╭──

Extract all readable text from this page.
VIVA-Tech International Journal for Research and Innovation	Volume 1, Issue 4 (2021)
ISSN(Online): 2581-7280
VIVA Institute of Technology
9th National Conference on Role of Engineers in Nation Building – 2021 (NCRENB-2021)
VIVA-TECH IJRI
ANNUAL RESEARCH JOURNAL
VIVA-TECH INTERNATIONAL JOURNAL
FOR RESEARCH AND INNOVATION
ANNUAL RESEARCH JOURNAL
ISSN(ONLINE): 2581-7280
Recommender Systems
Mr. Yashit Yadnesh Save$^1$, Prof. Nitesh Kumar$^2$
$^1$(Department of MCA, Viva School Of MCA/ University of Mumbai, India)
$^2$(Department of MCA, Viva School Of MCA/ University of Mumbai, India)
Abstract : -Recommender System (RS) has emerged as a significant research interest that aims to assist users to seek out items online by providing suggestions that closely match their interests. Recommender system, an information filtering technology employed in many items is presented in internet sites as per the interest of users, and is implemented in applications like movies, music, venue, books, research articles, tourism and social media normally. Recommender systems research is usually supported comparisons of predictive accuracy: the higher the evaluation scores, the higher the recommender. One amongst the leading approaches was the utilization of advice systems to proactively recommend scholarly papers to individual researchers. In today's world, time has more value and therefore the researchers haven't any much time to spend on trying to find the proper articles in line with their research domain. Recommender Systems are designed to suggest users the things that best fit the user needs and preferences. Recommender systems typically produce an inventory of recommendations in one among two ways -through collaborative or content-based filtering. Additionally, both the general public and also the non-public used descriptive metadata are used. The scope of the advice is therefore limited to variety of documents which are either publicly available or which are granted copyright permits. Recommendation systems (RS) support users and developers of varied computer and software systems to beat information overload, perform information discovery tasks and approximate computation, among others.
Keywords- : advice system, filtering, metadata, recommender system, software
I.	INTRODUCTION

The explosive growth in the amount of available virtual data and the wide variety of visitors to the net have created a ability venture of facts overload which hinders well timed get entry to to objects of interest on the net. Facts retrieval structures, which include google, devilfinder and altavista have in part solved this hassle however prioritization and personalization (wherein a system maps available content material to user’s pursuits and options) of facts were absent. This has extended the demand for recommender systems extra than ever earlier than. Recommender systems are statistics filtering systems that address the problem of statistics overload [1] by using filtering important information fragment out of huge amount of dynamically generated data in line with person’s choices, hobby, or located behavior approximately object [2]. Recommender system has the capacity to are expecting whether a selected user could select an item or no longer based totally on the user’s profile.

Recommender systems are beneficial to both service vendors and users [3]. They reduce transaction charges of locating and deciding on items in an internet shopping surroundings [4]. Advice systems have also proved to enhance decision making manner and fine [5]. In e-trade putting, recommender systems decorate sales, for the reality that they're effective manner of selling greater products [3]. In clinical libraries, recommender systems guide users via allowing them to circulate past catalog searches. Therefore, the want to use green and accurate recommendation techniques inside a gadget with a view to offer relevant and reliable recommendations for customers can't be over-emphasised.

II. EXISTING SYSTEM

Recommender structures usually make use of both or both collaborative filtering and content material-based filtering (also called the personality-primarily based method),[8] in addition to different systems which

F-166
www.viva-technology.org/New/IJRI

╰──

### Problem to solve
Gather each line from the listing above that holds "ISSN".

### Solution to this exercise
ISSN(Online): 2581-7280
ISSN(ONLINE): 2581-7280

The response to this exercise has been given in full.